* **BRIEF**:
Look through the records and report how many lines include the word "text", with no other words.

* **A block of data**:
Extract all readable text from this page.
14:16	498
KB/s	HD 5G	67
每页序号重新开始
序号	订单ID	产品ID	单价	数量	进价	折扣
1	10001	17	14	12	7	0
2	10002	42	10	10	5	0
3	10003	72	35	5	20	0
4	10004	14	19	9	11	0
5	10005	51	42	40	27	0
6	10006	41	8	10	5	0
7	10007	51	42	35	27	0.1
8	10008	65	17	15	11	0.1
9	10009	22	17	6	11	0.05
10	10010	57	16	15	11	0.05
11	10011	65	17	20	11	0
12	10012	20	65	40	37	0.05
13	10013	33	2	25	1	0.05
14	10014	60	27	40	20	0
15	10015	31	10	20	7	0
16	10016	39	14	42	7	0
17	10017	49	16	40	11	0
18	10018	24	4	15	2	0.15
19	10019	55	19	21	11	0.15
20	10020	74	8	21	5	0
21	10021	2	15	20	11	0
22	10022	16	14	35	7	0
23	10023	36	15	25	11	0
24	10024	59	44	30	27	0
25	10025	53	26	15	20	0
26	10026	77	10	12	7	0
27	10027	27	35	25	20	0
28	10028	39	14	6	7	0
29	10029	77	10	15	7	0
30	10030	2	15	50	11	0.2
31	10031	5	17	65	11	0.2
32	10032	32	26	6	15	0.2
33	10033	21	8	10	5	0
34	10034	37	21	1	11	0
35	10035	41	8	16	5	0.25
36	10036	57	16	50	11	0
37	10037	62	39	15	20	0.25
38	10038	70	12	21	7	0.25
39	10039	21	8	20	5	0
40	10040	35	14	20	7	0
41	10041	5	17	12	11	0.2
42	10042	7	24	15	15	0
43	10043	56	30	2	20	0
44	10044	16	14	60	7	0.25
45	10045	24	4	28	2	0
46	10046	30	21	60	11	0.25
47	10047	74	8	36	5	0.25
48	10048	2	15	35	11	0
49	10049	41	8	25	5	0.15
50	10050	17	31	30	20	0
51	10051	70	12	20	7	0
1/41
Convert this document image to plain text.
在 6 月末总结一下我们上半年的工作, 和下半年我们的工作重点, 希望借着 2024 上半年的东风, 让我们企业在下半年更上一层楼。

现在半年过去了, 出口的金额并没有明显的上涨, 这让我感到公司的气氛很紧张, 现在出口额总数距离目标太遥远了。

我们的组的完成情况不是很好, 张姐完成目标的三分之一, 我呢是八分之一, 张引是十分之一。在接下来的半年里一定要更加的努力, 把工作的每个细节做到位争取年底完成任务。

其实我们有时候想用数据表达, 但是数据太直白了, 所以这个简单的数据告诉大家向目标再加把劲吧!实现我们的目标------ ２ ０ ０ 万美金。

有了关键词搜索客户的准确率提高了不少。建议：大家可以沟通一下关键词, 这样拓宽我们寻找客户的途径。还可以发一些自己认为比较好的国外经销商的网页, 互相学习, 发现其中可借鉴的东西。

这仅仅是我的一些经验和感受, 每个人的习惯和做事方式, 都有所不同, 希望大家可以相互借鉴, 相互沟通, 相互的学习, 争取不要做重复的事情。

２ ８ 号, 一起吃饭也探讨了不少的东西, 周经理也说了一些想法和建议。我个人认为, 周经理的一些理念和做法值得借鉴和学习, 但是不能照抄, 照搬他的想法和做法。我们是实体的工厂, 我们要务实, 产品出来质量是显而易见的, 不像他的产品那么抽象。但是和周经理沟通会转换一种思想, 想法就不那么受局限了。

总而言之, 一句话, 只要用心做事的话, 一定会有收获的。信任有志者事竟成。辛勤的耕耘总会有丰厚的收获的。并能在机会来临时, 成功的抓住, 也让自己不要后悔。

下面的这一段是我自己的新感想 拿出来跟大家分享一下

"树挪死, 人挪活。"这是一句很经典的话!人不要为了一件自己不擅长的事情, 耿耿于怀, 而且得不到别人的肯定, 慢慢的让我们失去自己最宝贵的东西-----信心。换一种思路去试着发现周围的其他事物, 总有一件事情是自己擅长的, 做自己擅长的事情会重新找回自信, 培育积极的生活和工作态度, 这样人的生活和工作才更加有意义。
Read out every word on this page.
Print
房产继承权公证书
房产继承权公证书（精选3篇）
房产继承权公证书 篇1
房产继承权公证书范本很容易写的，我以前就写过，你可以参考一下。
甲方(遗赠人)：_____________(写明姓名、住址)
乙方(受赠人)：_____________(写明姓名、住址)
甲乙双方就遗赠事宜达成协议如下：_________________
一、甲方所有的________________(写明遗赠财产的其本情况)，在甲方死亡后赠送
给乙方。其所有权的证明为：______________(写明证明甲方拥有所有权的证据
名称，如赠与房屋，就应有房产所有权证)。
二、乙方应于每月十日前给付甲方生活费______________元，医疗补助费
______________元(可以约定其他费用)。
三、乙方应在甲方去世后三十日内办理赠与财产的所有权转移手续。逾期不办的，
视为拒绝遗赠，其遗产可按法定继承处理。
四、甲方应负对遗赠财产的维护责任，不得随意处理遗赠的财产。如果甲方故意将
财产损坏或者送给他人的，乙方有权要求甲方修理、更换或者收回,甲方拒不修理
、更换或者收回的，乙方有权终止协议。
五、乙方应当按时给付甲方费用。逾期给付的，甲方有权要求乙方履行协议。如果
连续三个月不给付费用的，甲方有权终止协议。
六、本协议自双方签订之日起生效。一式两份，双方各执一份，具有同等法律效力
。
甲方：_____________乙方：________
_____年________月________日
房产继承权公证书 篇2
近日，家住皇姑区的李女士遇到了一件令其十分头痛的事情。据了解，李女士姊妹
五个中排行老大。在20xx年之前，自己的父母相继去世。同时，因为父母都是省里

* **SOLUTION**:
2